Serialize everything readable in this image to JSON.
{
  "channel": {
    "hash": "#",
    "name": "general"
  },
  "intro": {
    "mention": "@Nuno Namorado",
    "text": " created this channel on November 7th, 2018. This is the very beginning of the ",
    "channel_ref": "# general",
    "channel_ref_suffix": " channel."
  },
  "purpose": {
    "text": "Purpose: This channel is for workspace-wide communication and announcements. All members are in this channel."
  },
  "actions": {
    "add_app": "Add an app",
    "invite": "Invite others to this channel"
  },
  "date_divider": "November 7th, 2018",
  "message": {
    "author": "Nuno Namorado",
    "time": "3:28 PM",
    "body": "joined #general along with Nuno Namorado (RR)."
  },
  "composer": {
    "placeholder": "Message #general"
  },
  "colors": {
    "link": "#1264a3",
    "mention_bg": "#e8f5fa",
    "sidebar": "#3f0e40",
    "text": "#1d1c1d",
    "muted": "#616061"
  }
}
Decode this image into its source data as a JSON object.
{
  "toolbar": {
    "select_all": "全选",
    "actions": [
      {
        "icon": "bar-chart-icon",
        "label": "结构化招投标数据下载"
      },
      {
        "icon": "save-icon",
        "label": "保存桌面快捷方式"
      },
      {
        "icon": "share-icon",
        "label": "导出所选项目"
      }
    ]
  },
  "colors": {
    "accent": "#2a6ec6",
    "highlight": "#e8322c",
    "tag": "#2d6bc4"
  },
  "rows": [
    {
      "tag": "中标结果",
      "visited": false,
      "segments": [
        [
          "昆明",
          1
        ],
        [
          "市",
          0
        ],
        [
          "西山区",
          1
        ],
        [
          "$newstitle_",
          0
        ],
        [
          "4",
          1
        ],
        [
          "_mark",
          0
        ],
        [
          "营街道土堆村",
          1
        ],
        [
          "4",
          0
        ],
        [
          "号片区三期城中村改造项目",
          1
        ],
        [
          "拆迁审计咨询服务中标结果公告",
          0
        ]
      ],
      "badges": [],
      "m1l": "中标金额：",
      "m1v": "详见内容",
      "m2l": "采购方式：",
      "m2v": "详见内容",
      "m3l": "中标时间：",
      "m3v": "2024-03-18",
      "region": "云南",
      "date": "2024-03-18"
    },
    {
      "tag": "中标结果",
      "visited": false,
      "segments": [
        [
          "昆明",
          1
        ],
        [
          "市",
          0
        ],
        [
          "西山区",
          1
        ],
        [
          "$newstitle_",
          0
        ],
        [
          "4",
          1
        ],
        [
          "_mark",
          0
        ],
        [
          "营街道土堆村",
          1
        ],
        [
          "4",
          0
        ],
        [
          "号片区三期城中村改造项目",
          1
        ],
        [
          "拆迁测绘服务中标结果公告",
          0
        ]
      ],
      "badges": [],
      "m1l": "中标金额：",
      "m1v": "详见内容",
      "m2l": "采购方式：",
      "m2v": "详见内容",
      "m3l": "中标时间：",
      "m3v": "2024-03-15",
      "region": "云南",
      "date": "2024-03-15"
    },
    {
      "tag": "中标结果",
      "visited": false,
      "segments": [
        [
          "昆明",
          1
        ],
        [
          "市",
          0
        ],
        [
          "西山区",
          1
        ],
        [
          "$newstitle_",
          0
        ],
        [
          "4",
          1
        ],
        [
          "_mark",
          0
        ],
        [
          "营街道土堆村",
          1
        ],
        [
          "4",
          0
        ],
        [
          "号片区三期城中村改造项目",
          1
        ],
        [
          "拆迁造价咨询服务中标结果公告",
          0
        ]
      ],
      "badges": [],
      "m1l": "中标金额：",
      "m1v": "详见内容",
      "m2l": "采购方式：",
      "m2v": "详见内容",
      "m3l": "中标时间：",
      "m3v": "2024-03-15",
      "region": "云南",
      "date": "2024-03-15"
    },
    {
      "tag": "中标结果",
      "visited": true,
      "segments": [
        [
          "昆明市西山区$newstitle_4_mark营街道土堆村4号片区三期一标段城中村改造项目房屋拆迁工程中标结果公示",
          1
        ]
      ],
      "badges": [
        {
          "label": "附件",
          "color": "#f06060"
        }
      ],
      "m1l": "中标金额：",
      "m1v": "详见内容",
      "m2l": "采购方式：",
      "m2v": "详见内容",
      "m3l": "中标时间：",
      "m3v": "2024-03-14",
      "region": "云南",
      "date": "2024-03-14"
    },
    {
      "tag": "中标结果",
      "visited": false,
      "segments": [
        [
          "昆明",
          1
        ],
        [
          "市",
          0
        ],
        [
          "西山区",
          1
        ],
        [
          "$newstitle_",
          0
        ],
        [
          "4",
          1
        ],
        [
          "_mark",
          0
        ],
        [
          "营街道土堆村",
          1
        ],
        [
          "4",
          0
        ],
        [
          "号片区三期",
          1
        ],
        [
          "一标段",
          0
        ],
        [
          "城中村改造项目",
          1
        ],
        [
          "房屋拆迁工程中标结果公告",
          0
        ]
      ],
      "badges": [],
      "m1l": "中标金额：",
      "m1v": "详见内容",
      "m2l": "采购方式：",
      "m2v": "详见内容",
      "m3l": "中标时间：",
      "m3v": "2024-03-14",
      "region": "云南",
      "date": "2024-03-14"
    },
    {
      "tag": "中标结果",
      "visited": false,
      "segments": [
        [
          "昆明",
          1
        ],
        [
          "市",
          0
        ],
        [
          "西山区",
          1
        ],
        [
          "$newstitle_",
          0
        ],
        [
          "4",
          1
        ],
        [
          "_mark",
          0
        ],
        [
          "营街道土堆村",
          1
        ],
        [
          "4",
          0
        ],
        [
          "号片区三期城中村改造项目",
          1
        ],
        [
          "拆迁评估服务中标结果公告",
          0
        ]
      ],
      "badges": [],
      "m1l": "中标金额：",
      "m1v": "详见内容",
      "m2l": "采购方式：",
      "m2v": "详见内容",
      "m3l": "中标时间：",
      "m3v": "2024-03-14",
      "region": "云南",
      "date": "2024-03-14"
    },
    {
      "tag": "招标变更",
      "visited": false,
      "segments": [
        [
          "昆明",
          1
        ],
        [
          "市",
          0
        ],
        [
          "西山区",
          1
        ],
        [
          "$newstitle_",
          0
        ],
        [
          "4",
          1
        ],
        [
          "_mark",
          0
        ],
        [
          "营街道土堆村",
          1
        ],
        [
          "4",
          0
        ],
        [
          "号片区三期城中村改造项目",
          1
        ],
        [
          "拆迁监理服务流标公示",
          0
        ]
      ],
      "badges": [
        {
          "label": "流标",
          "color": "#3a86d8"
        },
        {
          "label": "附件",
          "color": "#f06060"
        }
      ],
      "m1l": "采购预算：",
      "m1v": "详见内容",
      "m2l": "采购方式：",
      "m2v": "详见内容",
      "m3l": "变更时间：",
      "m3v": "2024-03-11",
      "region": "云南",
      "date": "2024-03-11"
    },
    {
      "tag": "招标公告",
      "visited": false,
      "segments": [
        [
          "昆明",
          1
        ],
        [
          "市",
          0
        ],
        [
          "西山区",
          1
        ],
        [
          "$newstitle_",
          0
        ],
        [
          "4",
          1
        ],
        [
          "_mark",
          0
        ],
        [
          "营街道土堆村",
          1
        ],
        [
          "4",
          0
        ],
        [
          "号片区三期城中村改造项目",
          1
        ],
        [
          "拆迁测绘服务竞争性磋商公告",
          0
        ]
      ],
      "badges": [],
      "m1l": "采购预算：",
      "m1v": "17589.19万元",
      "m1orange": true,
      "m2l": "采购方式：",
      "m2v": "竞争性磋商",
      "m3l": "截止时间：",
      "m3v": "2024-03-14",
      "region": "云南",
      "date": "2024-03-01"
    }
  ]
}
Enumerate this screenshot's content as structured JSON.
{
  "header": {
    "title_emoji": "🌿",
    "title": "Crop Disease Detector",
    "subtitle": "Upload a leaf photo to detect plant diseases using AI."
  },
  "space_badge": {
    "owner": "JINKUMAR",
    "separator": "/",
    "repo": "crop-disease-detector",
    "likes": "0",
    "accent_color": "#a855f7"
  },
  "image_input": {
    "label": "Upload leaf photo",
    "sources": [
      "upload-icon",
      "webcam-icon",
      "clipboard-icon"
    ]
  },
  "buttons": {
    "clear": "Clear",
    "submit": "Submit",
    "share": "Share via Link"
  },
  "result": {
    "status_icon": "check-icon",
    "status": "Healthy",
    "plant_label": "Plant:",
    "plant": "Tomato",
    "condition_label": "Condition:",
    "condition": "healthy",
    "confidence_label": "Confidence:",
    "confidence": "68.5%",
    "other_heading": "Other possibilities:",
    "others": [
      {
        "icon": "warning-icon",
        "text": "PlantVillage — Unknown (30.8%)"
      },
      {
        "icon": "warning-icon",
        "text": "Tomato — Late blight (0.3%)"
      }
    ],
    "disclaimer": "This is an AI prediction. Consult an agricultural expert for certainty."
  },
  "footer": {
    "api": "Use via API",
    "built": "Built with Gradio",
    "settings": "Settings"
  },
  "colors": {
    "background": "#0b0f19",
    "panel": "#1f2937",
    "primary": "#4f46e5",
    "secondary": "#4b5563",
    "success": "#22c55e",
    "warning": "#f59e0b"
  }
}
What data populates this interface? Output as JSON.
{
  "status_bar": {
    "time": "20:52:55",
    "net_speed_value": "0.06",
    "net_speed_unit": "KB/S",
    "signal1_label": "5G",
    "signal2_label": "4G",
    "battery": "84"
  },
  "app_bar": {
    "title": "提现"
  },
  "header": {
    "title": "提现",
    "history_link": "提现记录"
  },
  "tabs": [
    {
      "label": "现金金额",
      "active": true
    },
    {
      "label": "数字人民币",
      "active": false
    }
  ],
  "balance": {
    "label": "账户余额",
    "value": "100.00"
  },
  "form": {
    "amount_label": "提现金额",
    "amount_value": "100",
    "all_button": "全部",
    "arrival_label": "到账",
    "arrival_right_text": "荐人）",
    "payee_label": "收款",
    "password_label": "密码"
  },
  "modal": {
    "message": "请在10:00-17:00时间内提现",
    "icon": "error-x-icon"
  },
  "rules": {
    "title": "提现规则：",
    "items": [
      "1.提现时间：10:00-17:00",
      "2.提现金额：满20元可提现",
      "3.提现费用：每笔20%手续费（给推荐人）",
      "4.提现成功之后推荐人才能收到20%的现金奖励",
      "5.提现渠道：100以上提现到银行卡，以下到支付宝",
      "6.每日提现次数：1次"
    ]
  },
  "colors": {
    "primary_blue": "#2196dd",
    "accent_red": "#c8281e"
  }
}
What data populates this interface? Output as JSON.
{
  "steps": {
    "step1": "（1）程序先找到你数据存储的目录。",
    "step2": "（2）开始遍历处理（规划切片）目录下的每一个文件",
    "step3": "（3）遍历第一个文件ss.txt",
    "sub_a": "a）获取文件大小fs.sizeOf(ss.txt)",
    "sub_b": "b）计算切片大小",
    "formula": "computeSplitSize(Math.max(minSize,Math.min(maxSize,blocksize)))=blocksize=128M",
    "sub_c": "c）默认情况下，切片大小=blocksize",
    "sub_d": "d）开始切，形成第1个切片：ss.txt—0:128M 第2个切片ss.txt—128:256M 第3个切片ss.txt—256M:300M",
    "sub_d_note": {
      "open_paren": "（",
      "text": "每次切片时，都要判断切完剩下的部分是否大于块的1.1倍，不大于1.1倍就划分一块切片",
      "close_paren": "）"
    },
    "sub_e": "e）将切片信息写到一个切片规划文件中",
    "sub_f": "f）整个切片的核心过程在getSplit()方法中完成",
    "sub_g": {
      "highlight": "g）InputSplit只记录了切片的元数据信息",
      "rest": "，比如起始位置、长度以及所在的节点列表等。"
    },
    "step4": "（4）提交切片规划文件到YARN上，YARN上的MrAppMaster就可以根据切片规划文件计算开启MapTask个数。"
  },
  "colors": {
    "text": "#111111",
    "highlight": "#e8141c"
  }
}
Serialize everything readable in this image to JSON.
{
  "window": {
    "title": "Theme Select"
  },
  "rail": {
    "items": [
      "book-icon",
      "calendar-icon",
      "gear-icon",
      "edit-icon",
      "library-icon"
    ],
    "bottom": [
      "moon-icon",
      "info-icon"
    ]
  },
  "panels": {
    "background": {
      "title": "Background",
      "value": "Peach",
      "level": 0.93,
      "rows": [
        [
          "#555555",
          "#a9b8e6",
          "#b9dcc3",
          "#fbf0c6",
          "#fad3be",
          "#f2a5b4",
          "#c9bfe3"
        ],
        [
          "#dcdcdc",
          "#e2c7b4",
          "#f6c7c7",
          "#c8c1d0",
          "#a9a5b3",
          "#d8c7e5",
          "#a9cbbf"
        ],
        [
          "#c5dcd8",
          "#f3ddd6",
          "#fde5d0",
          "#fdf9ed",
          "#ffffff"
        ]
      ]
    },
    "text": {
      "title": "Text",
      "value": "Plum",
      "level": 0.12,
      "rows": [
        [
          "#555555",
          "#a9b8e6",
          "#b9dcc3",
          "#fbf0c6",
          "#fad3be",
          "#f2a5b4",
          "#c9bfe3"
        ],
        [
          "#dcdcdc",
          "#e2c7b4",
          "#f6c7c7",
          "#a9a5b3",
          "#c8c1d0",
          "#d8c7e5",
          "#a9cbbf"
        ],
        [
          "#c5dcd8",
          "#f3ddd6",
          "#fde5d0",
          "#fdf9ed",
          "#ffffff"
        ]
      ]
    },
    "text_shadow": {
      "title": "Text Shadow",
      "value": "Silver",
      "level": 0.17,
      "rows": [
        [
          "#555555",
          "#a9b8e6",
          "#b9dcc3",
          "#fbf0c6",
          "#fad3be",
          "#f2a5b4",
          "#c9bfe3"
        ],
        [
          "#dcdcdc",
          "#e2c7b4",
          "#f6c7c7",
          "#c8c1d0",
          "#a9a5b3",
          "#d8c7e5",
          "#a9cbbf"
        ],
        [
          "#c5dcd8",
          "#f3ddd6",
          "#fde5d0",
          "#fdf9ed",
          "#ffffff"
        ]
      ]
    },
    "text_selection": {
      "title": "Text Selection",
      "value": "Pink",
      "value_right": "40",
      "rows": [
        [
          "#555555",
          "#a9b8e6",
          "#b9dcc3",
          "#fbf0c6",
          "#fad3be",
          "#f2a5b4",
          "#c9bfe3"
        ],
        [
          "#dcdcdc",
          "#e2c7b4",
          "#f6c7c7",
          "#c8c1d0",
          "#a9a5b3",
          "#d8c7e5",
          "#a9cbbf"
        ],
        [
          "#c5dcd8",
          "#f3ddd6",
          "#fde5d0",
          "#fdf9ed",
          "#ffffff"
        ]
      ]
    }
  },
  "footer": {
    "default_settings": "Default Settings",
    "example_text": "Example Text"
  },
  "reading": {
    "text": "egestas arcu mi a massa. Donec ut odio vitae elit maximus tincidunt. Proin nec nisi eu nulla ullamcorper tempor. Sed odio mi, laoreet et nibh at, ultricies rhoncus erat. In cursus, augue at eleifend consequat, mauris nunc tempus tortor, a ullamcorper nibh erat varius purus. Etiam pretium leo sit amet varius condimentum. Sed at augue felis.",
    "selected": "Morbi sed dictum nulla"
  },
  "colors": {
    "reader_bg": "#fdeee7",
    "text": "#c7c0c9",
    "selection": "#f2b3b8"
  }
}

▬▬▬▬▬▬

» **EXERCISE INSTRUCTIONS**:
Check every line for "leaf" and show the ones that have it.

» **CORRECT RESULT**:
    "subtitle": "Upload a leaf photo to detect plant diseases using AI."
    "label": "Upload leaf photo",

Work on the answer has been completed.